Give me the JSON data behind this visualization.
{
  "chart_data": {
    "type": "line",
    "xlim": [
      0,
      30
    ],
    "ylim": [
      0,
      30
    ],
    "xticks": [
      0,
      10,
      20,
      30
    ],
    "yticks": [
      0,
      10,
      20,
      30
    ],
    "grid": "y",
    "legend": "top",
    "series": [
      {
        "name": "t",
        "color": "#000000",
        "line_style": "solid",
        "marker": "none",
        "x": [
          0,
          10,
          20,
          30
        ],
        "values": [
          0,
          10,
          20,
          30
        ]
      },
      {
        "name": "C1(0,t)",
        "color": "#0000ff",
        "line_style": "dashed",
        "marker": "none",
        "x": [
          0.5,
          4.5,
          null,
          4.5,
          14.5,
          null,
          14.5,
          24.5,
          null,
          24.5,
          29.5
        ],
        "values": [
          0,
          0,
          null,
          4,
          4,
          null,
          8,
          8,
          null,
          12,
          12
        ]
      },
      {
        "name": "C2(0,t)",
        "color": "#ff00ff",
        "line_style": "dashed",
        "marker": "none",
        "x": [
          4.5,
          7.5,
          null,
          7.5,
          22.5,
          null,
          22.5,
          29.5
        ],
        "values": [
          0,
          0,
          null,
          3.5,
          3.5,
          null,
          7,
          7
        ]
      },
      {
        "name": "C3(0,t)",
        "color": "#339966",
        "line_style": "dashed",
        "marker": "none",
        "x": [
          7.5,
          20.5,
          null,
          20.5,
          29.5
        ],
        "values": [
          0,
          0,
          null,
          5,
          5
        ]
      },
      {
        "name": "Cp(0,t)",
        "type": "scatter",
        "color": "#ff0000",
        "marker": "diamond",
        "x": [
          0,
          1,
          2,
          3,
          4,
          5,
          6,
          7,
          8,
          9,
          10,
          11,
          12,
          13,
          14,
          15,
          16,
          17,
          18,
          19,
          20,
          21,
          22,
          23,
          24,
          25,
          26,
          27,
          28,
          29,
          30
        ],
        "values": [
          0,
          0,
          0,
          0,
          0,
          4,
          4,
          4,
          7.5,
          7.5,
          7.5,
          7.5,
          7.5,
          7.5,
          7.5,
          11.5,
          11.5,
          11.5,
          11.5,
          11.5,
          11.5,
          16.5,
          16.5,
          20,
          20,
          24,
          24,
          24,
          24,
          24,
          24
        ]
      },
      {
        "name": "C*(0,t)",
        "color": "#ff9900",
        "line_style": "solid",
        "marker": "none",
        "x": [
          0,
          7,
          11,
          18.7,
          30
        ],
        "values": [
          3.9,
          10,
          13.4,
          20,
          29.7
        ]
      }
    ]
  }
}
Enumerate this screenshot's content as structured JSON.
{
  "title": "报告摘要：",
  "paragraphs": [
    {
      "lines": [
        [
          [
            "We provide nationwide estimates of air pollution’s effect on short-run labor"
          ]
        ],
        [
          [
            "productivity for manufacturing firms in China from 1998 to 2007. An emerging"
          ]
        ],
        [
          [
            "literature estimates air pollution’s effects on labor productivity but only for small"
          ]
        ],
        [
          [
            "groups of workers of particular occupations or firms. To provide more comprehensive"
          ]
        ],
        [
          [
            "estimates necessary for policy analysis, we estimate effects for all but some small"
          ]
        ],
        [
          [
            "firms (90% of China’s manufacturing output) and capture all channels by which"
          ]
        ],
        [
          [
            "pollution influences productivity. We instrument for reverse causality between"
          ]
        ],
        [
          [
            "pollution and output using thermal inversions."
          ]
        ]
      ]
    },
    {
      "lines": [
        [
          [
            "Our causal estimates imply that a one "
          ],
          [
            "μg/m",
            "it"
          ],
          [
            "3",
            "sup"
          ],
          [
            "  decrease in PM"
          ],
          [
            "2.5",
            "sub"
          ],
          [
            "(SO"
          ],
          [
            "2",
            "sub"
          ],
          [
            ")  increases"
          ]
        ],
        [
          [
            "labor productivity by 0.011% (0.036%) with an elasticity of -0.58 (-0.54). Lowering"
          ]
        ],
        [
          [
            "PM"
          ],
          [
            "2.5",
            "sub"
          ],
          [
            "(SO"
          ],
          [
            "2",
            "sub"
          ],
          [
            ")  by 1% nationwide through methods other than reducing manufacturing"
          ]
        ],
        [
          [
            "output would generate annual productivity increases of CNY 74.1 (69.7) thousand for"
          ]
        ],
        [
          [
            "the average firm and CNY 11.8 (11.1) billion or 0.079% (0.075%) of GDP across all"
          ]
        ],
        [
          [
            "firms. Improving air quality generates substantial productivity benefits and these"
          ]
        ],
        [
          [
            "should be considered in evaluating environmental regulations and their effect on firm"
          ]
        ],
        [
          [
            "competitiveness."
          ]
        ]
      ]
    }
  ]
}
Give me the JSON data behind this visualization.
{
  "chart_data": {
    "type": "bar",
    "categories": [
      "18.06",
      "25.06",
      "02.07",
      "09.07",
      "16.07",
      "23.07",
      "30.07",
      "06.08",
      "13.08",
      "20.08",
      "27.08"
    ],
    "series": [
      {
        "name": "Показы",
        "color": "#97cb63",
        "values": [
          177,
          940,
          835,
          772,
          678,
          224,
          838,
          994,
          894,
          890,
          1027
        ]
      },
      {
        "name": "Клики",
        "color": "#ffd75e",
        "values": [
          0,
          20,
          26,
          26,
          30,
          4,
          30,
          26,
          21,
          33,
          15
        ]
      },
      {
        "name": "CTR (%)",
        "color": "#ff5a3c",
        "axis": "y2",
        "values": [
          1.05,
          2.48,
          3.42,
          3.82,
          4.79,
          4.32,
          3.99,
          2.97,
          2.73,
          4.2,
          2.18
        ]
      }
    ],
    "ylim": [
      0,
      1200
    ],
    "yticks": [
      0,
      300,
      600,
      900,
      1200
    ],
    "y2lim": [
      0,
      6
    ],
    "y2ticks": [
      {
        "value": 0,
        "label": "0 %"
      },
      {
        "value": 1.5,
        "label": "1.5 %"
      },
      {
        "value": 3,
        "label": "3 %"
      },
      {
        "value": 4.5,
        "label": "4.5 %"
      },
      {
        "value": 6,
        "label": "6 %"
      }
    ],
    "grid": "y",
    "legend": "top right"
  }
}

_____

To be done.
Return every entry verbatim.

Answer in full.
Give me the JSON data behind this visualization.
{
  "chart_data": {
    "type": "line",
    "xlim": [
      0,
      30
    ],
    "ylim": [
      0,
      30
    ],
    "xticks": [
      0,
      10,
      20,
      30
    ],
    "yticks": [
      0,
      10,
      20,
      30
    ],
    "grid": "y",
    "legend": "top",
    "series": [
      {
        "name": "t",
        "color": "#000000",
        "line_style": "solid",
        "marker": "none",
        "x": [
          0,
          10,
          20,
          30
        ],
        "values": [
          0,
          10,
          20,
          30
        ]
      },
      {
        "name": "C1(0,t)",
        "color": "#0000ff",
        "line_style": "dashed",
        "marker": "none",
        "x": [
          0.5,
          4.5,
          null,
          4.5,
          14.5,
          null,
          14.5,
          24.5,
          null,
          24.5,
          29.5
        ],
        "values": [
          0,
          0,
          null,
          4,
          4,
          null,
          8,
          8,
          null,
          12,
          12
        ]
      },
      {
        "name": "C2(0,t)",
        "color": "#ff00ff",
        "line_style": "dashed",
        "marker": "none",
        "x": [
          4.5,
          7.5,
          null,
          7.5,
          22.5,
          null,
          22.5,
          29.5
        ],
        "values": [
          0,
          0,
          null,
          3.5,
          3.5,
          null,
          7,
          7
        ]
      },
      {
        "name": "C3(0,t)",
        "color": "#339966",
        "line_style": "dashed",
        "marker": "none",
        "x": [
          7.5,
          20.5,
          null,
          20.5,
          29.5
        ],
        "values": [
          0,
          0,
          null,
          5,
          5
        ]
      },
      {
        "name": "Cp(0,t)",
        "type": "scatter",
        "color": "#ff0000",
        "marker": "diamond",
        "x": [
          0,
          1,
          2,
          3,
          4,
          5,
          6,
          7,
          8,
          9,
          10,
          11,
          12,
          13,
          14,
          15,
          16,
          17,
          18,
          19,
          20,
          21,
          22,
          23,
          24,
          25,
          26,
          27,
          28,
          29,
          30
        ],
        "values": [
          0,
          0,
          0,
          0,
          0,
          4,
          4,
          4,
          7.5,
          7.5,
          7.5,
          7.5,
          7.5,
          7.5,
          7.5,
          11.5,
          11.5,
          11.5,
          11.5,
          11.5,
          11.5,
          16.5,
          16.5,
          20,
          20,
          24,
          24,
          24,
          24,
          24,
          24
        ]
      },
      {
        "name": "C*(0,t)",
        "color": "#ff9900",
        "line_style": "solid",
        "marker": "none",
        "x": [
          0,
          7,
          11,
          18.7,
          30
        ],
        "values": [
          3.9,
          10,
          13.4,
          20,
          29.7
        ]
      }
    ]
  }
}
Enumerate this screenshot's content as structured JSON.
{
  "title": "报告摘要：",
  "paragraphs": [
    {
      "lines": [
        [
          [
            "We provide nationwide estimates of air pollution’s effect on short-run labor"
          ]
        ],
        [
          [
            "productivity for manufacturing firms in China from 1998 to 2007. An emerging"
          ]
        ],
        [
          [
            "literature estimates air pollution’s effects on labor productivity but only for small"
          ]
        ],
        [
          [
            "groups of workers of particular occupations or firms. To provide more comprehensive"
          ]
        ],
        [
          [
            "estimates necessary for policy analysis, we estimate effects for all but some small"
          ]
        ],
        [
          [
            "firms (90% of China’s manufacturing output) and capture all channels by which"
          ]
        ],
        [
          [
            "pollution influences productivity. We instrument for reverse causality between"
          ]
        ],
        [
          [
            "pollution and output using thermal inversions."
          ]
        ]
      ]
    },
    {
      "lines": [
        [
          [
            "Our causal estimates imply that a one "
          ],
          [
            "μg/m",
            "it"
          ],
          [
            "3",
            "sup"
          ],
          [
            "  decrease in PM"
          ],
          [
            "2.5",
            "sub"
          ],
          [
            "(SO"
          ],
          [
            "2",
            "sub"
          ],
          [
            ")  increases"
          ]
        ],
        [
          [
            "labor productivity by 0.011% (0.036%) with an elasticity of -0.58 (-0.54). Lowering"
          ]
        ],
        [
          [
            "PM"
          ],
          [
            "2.5",
            "sub"
          ],
          [
            "(SO"
          ],
          [
            "2",
            "sub"
          ],
          [
            ")  by 1% nationwide through methods other than reducing manufacturing"
          ]
        ],
        [
          [
            "output would generate annual productivity increases of CNY 74.1 (69.7) thousand for"
          ]
        ],
        [
          [
            "the average firm and CNY 11.8 (11.1) billion or 0.079% (0.075%) of GDP across all"
          ]
        ],
        [
          [
            "firms. Improving air quality generates substantial productivity benefits and these"
          ]
        ],
        [
          [
            "should be considered in evaluating environmental regulations and their effect on firm"
          ]
        ],
        [
          [
            "competitiveness."
          ]
        ]
      ]
    }
  ]
}
Give me the JSON data behind this visualization.
{
  "chart_data": {
    "type": "bar",
    "categories": [
      "18.06",
      "25.06",
      "02.07",
      "09.07",
      "16.07",
      "23.07",
      "30.07",
      "06.08",
      "13.08",
      "20.08",
      "27.08"
    ],
    "series": [
      {
        "name": "Показы",
        "color": "#97cb63",
        "values": [
          177,
          940,
          835,
          772,
          678,
          224,
          838,
          994,
          894,
          890,
          1027
        ]
      },
      {
        "name": "Клики",
        "color": "#ffd75e",
        "values": [
          0,
          20,
          26,
          26,
          30,
          4,
          30,
          26,
          21,
          33,
          15
        ]
      },
      {
        "name": "CTR (%)",
        "color": "#ff5a3c",
        "axis": "y2",
        "values": [
          1.05,
          2.48,
          3.42,
          3.82,
          4.79,
          4.32,
          3.99,
          2.97,
          2.73,
          4.2,
          2.18
        ]
      }
    ],
    "ylim": [
      0,
      1200
    ],
    "yticks": [
      0,
      300,
      600,
      900,
      1200
    ],
    "y2lim": [
      0,
      6
    ],
    "y2ticks": [
      {
        "value": 0,
        "label": "0 %"
      },
      {
        "value": 1.5,
        "label": "1.5 %"
      },
      {
        "value": 3,
        "label": "3 %"
      },
      {
        "value": 4.5,
        "label": "4.5 %"
      },
      {
        "value": 6,
        "label": "6 %"
      }
    ],
    "grid": "y",
    "legend": "top right"
  }
}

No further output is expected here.